What is required:
Copy each line containing the word "text" from the records that follow, please.

Entries from a visual dataset
>>>>
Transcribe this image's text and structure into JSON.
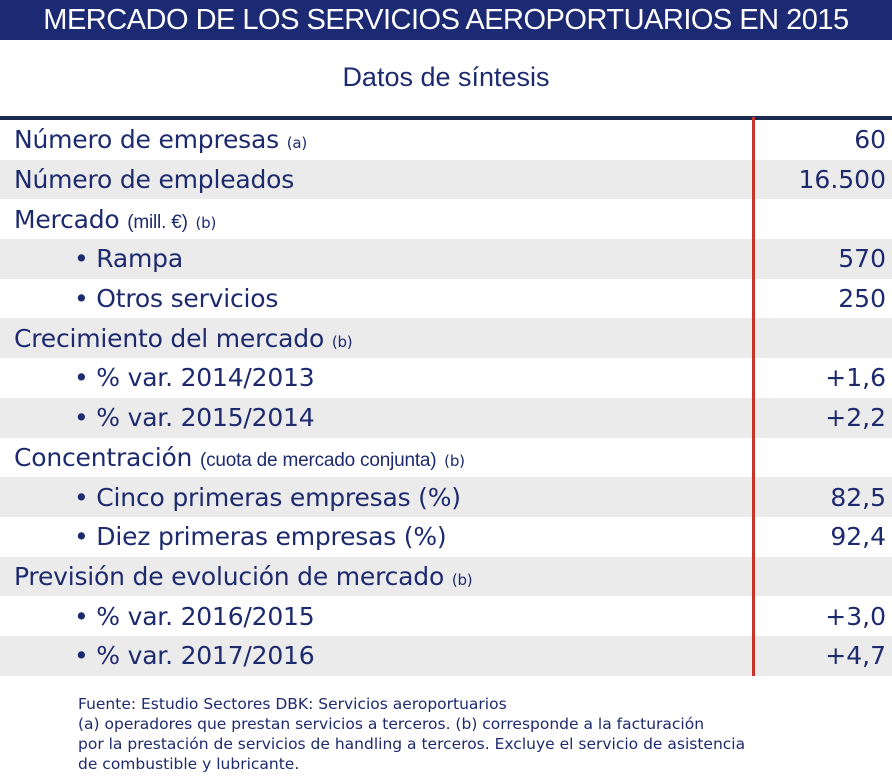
{
  "title": "MERCADO DE LOS SERVICIOS AEROPORTUARIOS EN 2015",
  "subtitle": "Datos de síntesis",
  "rows": [
    {
      "label": "Número de empresas",
      "note": "",
      "ref": "(a)",
      "value": "60",
      "sub": false
    },
    {
      "label": "Número de empleados",
      "note": "",
      "ref": "",
      "value": "16.500",
      "sub": false
    },
    {
      "label": "Mercado",
      "note": "(mill. €)",
      "ref": "(b)",
      "value": "",
      "sub": false
    },
    {
      "label": "• Rampa",
      "note": "",
      "ref": "",
      "value": "570",
      "sub": true
    },
    {
      "label": "• Otros servicios",
      "note": "",
      "ref": "",
      "value": "250",
      "sub": true
    },
    {
      "label": "Crecimiento del mercado",
      "note": "",
      "ref": "(b)",
      "value": "",
      "sub": false
    },
    {
      "label": "• % var. 2014/2013",
      "note": "",
      "ref": "",
      "value": "+1,6",
      "sub": true
    },
    {
      "label": "• % var. 2015/2014",
      "note": "",
      "ref": "",
      "value": "+2,2",
      "sub": true
    },
    {
      "label": "Concentración",
      "note": "(cuota de mercado conjunta)",
      "ref": "(b)",
      "value": "",
      "sub": false
    },
    {
      "label": "• Cinco primeras empresas (%)",
      "note": "",
      "ref": "",
      "value": "82,5",
      "sub": true
    },
    {
      "label": "• Diez primeras empresas (%)",
      "note": "",
      "ref": "",
      "value": "92,4",
      "sub": true
    },
    {
      "label": "Previsión de evolución de mercado",
      "note": "",
      "ref": "(b)",
      "value": "",
      "sub": false
    },
    {
      "label": "• % var. 2016/2015",
      "note": "",
      "ref": "",
      "value": "+3,0",
      "sub": true
    },
    {
      "label": "• % var. 2017/2016",
      "note": "",
      "ref": "",
      "value": "+4,7",
      "sub": true
    }
  ],
  "footer": [
    "Fuente: Estudio Sectores DBK: Servicios aeroportuarios",
    "(a) operadores que prestan servicios a terceros. (b) corresponde a la facturación",
    "por la prestación de servicios de handling a terceros. Excluye el servicio de asistencia",
    "de combustible y lubricante."
  ],
  "colors": {
    "header_bg": "#1c2a74",
    "text": "#1d2a6e",
    "divider": "#c8332a",
    "stripe": "#ebebeb"
  }
}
<<<<
Right answer:
Transcribe this image's text and structure into JSON.
    "text": "#1d2a6e",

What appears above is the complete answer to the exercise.